____ Document segment

Is it possible to have one inbox and one save file for all email accounts like in Outlook?
I currently use MS Outlook and have multiple email accounts and addresses, I have Outlook set up so that all emails appear in one inbox or sent folder, and are all saved in one big .pst file, is it possible to set Thunderbird up the same way?
Cheers
Усі відповіді (2)
"All in one" is not an easy match to IMAP, which most users appear to find to be more useful, given that many of us want to see our email on more than one device.
If you have been using the alternative, POP, and are happy with it, then yes, you can set all your accounts to use it, and set them in Thunderbird to share a common Inbox, the so-called Global Inbox under Local Folders. You can individually set certain folders, such as Sent and Trash, to use a designated common location.

________
____ Data listing

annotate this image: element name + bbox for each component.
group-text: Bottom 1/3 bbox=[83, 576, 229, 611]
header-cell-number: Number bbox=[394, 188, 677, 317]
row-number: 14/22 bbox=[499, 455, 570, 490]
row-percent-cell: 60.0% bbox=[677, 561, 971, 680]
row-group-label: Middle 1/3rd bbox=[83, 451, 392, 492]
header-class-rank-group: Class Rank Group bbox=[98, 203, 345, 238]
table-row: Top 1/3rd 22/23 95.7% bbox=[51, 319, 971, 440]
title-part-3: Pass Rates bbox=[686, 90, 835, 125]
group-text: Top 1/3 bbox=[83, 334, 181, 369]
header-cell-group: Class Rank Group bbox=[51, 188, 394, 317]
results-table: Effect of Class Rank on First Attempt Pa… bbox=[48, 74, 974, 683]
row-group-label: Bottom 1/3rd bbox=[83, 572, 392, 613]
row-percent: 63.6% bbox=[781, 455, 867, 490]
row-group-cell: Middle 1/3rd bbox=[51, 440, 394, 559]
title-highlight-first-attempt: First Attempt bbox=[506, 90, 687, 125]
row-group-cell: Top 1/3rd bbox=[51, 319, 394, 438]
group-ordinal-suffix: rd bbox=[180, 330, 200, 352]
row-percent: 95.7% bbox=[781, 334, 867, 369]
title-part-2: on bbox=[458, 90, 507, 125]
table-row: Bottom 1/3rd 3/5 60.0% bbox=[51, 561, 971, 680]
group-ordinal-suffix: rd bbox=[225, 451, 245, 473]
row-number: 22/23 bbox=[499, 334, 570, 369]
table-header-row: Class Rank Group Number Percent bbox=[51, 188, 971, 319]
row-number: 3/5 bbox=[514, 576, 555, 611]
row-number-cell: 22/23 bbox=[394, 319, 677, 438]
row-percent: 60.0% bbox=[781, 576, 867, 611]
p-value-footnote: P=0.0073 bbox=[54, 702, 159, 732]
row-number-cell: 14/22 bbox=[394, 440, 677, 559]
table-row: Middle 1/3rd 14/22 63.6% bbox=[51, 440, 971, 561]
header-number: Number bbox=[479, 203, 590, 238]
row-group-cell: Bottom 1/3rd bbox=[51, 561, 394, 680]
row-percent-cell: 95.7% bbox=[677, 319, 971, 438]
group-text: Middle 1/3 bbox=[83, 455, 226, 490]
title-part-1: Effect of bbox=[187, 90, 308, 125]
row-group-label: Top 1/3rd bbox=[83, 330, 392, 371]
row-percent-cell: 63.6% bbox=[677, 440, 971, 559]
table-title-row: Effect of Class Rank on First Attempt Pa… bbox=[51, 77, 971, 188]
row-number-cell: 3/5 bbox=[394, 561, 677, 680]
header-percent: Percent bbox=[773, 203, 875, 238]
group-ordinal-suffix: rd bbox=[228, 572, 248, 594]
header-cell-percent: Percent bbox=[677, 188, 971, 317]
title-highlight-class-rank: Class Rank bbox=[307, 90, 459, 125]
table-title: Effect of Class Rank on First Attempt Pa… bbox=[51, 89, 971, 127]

________

• Exercise requirements:
Reproduce the complete text of the forum thread about combining multiple email accounts into a single inbox in Thunderbird, with no alterations. The data is not required for what follows.

• Response:
Is it possible to have one inbox and one save file for all email accounts like in Outlook?
I currently use MS Outlook and have multiple email accounts and addresses, I have Outlook set up so that all emails appear in one inbox or sent folder, and are all saved in one big .pst file, is it possible to set Thunderbird up the same way?
Cheers
Усі відповіді (2)
"All in one" is not an easy match to IMAP, which most users appear to find to be more useful, given that many of us want to see our email on more than one device.
If you have been using the alternative, POP, and are happy with it, then yes, you can set all your accounts to use it, and set them in Thunderbird to share a common Inbox, the so-called Global Inbox under Local Folders. You can individually set certain folders, such as Sent and Trash, to use a designated common location.